(Data extracted from a collection)
------------------------------------------------------------
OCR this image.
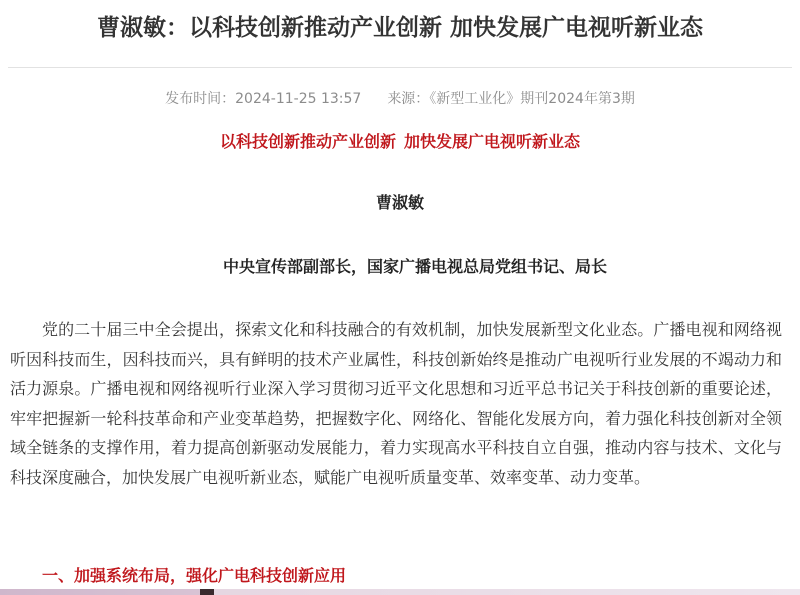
曹淑敏：以科技创新推动产业创新 加快发展广电视听新业态
发布时间：2024-11-25 13:57 来源：《新型工业化》期刊2024年第3期
以科技创新推动产业创新 加快发展广电视听新业态
曹淑敏
中央宣传部副部长，国家广播电视总局党组书记、局长

党的二十届三中全会提出，探索文化和科技融合的有效机制，加快发展新型文化业态。广播电视和网络视听因科技而生，因科技而兴，具有鲜明的技术产业属性，科技创新始终是推动广电视听行业发展的不竭动力和活力源泉。广播电视和网络视听行业深入学习贯彻习近平文化思想和习近平总书记关于科技创新的重要论述，牢牢把握新一轮科技革命和产业变革趋势，把握数字化、网络化、智能化发展方向，着力强化科技创新对全领域全链条的支撑作用，着力提高创新驱动发展能力，着力实现高水平科技自立自强，推动内容与技术、文化与科技深度融合，加快发展广电视听新业态，赋能广电视听质量变革、效率变革、动力变革。

一、加强系统布局，强化广电科技创新应用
------------------------------------------------------------
- _STATED TASK_
Where a line above holds the string "加快发展广电视听新业态", show that line.

- _THE OUTPUT_
曹淑敏：以科技创新推动产业创新 加快发展广电视听新业态
以科技创新推动产业创新 加快发展广电视听新业态
党的二十届三中全会提出，探索文化和科技融合的有效机制，加快发展新型文化业态。广播电视和网络视听因科技而生，因科技而兴，具有鲜明的技术产业属性，科技创新始终是推动广电视听行业发展的不竭动力和活力源泉。广播电视和网络视听行业深入学习贯彻习近平文化思想和习近平总书记关于科技创新的重要论述，牢牢把握新一轮科技革命和产业变革趋势，把握数字化、网络化、智能化发展方向，着力强化科技创新对全领域全链条的支撑作用，着力提高创新驱动发展能力，着力实现高水平科技自立自强，推动内容与技术、文化与科技深度融合，加快发展广电视听新业态，赋能广电视听质量变革、效率变革、动力变革。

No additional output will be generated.